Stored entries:
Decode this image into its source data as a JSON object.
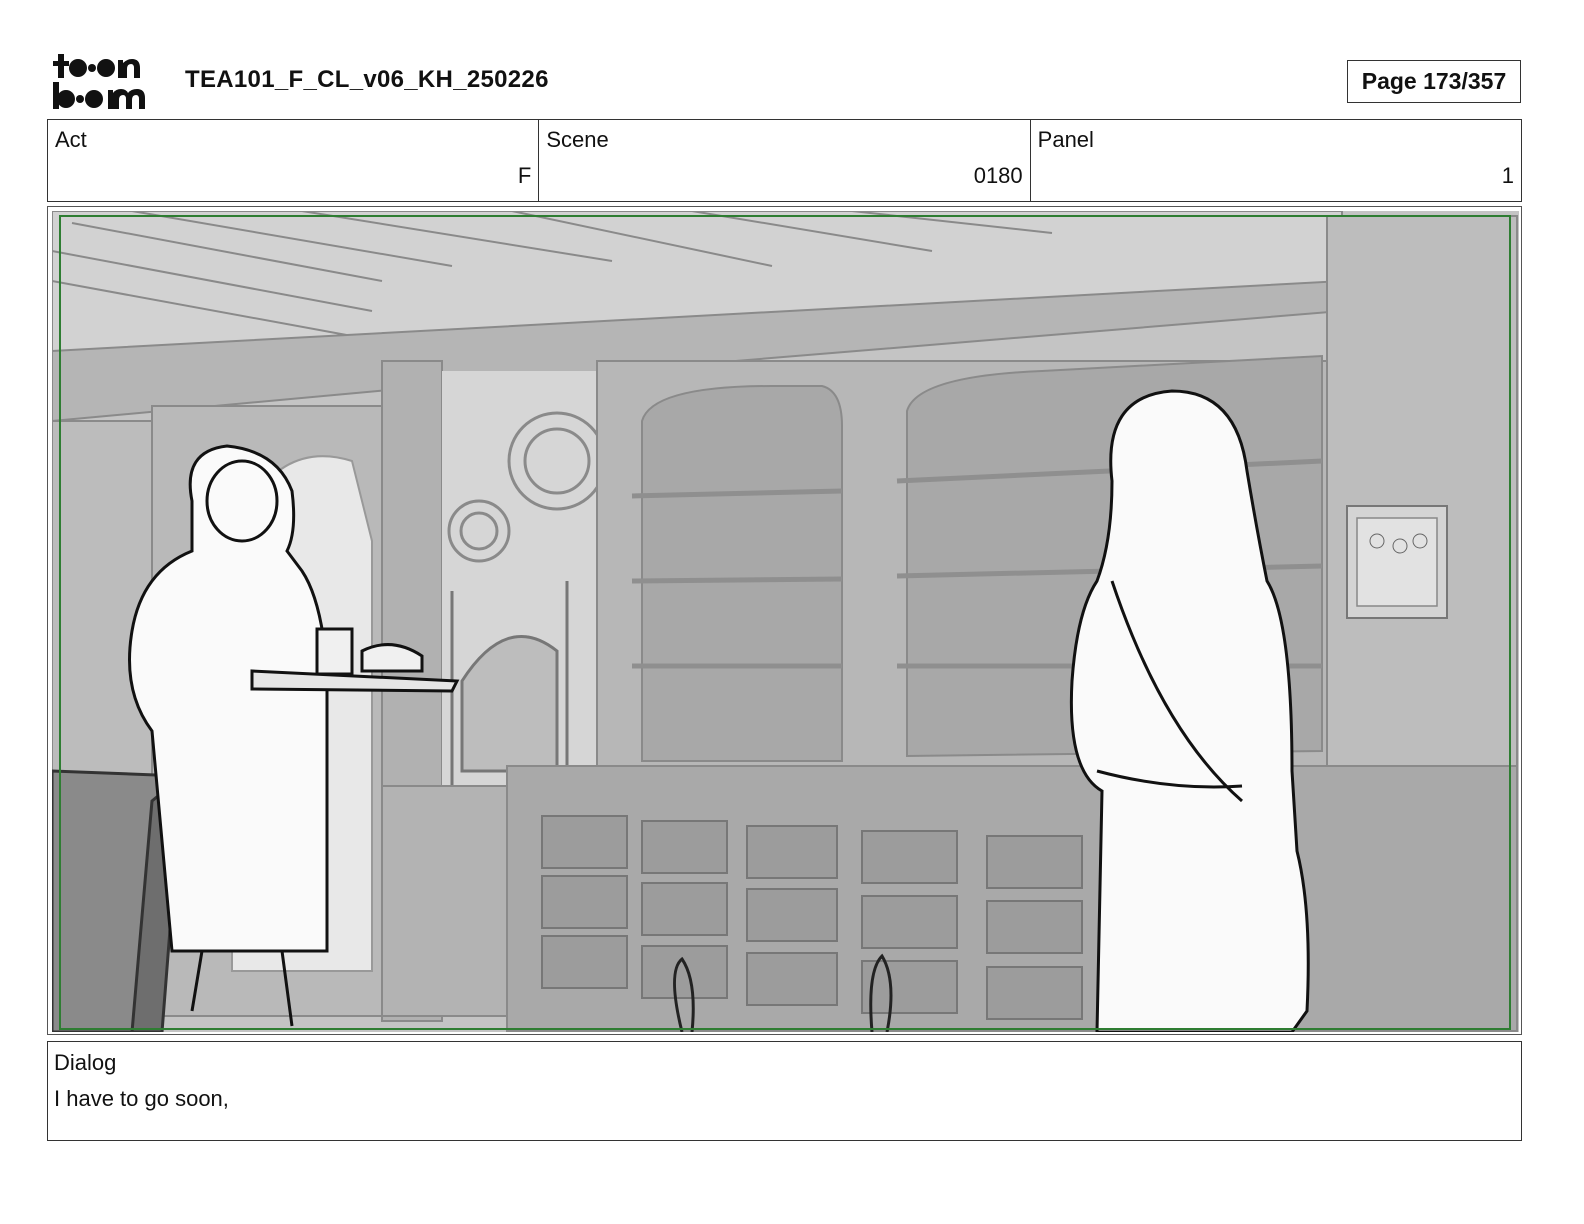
{
  "header": {
    "logo_text": "toonboom",
    "doc_title": "TEA101_F_CL_v06_KH_250226",
    "page_label": "Page 173/357"
  },
  "info": {
    "act_label": "Act",
    "act_value": "F",
    "scene_label": "Scene",
    "scene_value": "0180",
    "panel_label": "Panel",
    "panel_value": "1"
  },
  "panel": {
    "safe_frame_color": "#2e7d32"
  },
  "dialog": {
    "label": "Dialog",
    "text": "I have to go soon,"
  }
}
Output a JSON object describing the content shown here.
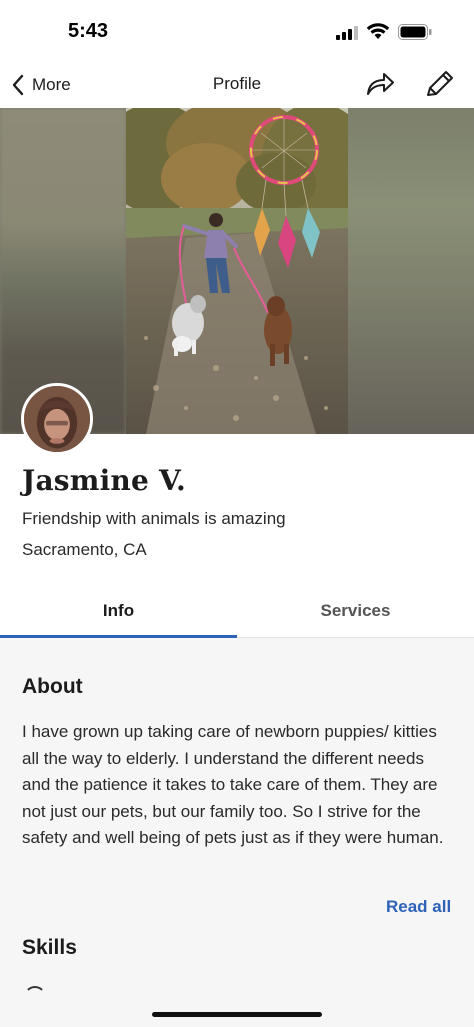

#### The request:
Each record above must be returned exactly as written, with its pictures omitted.

#### Task answer:
Decode this image into its source data as a JSON object.
{
  "header": {
    "logo_text": "toonboom",
    "doc_title": "TEA101_F_CL_v06_KH_250226",
    "page_label": "Page 173/357"
  },
  "info": {
    "act_label": "Act",
    "act_value": "F",
    "scene_label": "Scene",
    "scene_value": "0180",
    "panel_label": "Panel",
    "panel_value": "1"
  },
  "panel": {
    "safe_frame_color": "#2e7d32"
  },
  "dialog": {
    "label": "Dialog",
    "text": "I have to go soon,"
  }
}
Output a JSON object describing the content shown here.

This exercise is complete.